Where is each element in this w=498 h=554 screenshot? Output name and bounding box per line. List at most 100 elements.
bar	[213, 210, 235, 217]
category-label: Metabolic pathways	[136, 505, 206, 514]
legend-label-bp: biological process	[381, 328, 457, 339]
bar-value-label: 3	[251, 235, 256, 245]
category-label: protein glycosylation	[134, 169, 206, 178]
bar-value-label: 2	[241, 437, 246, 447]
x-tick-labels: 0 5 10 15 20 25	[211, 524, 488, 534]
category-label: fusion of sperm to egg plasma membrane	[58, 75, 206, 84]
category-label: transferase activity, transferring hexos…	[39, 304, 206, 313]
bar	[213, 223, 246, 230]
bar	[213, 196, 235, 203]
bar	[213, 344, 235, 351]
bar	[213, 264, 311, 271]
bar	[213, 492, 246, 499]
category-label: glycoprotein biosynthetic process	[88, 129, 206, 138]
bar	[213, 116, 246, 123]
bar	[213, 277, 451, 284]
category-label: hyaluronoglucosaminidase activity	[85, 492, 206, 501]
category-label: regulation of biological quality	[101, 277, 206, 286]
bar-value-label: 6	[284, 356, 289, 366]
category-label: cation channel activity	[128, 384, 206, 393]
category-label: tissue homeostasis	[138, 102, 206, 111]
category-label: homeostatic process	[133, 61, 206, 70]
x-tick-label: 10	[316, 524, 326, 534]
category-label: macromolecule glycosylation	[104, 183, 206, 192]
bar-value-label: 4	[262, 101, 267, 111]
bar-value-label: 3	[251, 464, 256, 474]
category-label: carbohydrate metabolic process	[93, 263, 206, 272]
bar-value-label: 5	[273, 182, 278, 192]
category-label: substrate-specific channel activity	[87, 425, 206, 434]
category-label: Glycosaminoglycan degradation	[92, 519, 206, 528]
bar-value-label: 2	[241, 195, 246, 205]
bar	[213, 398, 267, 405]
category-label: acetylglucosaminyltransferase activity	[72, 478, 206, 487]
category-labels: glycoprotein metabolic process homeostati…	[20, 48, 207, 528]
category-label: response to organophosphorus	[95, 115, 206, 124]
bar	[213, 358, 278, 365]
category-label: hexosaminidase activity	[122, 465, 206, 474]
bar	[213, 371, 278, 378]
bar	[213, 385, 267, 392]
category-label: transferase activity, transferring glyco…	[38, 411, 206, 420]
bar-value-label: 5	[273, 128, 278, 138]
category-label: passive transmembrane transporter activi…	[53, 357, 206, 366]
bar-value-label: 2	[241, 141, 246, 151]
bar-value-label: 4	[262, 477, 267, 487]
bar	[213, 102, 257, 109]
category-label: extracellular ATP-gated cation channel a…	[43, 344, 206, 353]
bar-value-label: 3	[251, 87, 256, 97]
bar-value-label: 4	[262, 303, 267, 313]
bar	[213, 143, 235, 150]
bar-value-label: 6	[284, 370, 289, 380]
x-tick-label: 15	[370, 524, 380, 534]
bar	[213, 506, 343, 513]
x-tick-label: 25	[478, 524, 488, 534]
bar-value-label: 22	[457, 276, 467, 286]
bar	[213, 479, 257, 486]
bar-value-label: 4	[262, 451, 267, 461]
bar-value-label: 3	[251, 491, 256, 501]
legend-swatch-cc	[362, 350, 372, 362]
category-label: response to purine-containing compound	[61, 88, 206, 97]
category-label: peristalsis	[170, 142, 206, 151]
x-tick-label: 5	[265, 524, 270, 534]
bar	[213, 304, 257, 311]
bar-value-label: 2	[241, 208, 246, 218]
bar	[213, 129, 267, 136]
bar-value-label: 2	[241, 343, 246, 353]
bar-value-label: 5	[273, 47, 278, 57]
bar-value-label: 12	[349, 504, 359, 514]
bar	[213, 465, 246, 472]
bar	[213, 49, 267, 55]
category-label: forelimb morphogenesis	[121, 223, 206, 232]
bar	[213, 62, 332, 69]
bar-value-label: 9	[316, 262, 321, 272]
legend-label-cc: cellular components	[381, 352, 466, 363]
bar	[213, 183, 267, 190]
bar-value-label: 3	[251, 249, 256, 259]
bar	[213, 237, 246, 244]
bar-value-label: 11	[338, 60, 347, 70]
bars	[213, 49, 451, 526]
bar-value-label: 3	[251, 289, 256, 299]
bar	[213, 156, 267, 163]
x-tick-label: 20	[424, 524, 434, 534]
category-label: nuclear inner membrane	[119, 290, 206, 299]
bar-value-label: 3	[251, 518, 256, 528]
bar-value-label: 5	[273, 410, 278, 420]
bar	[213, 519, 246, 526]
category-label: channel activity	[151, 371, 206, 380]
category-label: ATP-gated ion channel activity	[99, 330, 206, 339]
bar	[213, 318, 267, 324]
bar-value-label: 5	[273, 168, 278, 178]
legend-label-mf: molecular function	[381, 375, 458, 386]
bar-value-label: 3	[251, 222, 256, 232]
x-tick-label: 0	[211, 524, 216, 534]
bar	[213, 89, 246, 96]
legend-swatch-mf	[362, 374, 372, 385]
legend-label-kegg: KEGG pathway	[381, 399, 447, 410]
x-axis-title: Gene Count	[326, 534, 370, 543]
--
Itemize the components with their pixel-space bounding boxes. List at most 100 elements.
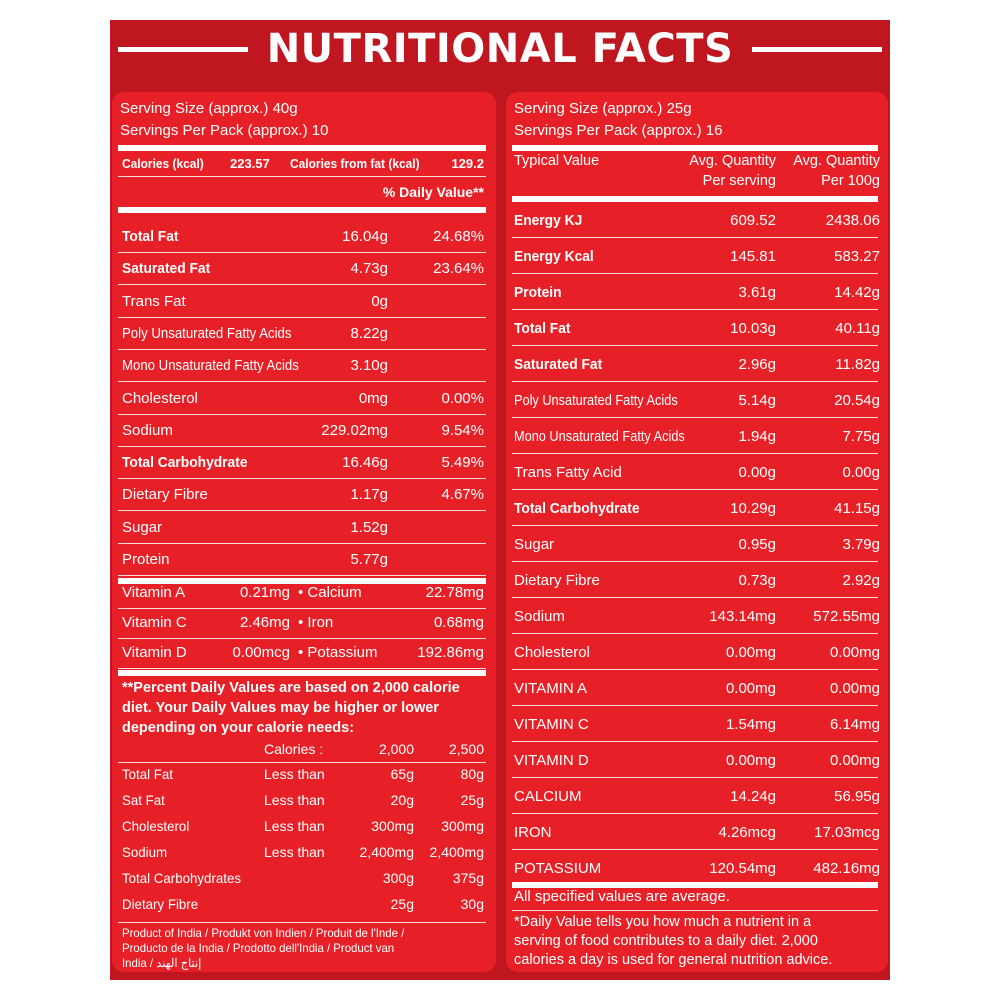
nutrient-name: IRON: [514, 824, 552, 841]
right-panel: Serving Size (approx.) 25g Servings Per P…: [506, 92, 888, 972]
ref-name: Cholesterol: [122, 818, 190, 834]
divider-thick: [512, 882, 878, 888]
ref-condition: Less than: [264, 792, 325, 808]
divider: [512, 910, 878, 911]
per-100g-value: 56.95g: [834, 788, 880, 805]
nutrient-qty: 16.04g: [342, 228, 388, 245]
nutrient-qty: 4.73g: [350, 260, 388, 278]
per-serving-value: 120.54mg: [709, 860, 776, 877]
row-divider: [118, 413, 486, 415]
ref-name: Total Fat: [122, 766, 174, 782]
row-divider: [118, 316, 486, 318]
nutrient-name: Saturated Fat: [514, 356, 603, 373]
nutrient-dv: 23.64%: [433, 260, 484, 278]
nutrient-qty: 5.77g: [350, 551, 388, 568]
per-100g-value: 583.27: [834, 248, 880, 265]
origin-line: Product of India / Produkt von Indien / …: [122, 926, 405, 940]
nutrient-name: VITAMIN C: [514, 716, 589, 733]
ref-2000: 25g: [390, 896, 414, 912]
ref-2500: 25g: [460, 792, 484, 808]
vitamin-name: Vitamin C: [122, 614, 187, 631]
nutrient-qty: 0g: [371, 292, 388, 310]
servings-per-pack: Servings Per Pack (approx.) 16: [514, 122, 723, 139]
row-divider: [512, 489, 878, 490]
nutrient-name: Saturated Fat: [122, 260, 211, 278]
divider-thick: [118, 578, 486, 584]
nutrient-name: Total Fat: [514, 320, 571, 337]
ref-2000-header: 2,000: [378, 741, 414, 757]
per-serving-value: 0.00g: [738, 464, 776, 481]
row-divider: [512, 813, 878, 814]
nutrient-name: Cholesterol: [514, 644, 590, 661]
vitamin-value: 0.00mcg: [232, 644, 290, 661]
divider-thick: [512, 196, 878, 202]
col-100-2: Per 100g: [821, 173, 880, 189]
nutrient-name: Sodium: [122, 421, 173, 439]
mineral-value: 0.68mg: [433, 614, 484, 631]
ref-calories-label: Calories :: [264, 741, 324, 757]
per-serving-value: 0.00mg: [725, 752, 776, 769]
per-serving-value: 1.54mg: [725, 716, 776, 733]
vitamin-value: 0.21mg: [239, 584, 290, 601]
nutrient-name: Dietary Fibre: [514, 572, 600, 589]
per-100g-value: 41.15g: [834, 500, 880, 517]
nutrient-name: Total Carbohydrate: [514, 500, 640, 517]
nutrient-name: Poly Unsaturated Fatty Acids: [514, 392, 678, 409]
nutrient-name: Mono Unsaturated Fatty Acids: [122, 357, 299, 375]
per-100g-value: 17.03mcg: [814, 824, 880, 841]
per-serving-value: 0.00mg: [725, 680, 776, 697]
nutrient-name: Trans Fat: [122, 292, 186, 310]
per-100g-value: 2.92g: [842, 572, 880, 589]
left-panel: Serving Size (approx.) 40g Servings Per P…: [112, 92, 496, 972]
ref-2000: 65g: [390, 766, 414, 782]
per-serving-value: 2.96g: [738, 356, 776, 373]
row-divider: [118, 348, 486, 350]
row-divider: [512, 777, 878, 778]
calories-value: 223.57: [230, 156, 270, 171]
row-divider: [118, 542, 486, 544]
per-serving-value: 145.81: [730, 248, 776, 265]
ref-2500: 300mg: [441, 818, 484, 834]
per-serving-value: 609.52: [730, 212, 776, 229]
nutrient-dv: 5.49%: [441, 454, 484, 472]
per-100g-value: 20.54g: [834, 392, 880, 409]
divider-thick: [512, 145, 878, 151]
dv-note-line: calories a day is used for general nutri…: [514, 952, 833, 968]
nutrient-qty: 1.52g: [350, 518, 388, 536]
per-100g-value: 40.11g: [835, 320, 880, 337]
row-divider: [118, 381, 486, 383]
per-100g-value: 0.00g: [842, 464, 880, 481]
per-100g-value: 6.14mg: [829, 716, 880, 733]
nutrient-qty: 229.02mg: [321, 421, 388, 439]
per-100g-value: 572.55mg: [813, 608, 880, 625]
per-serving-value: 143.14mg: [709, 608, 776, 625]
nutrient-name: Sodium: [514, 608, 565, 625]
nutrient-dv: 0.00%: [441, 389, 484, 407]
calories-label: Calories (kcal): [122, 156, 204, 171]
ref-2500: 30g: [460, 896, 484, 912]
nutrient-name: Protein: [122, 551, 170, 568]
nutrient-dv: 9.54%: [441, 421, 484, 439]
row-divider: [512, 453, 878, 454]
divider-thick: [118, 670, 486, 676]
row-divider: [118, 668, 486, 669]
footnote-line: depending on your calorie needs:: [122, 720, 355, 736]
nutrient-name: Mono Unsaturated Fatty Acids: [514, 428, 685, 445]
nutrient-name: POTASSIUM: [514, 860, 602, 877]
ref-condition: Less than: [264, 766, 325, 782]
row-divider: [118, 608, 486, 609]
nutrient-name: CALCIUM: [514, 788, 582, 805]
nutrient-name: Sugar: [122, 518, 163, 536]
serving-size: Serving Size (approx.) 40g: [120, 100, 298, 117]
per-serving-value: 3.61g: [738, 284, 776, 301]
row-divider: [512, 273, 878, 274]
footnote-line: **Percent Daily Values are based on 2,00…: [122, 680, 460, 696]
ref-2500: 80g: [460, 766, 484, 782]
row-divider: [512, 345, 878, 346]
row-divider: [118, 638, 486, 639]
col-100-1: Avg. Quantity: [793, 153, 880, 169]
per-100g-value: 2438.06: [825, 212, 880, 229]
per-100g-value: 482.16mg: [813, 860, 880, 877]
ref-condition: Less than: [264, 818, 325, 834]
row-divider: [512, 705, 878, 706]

What you will do >> Please find how many lines in the records hold "response", then give that number with nothing else.

Written solution >> 2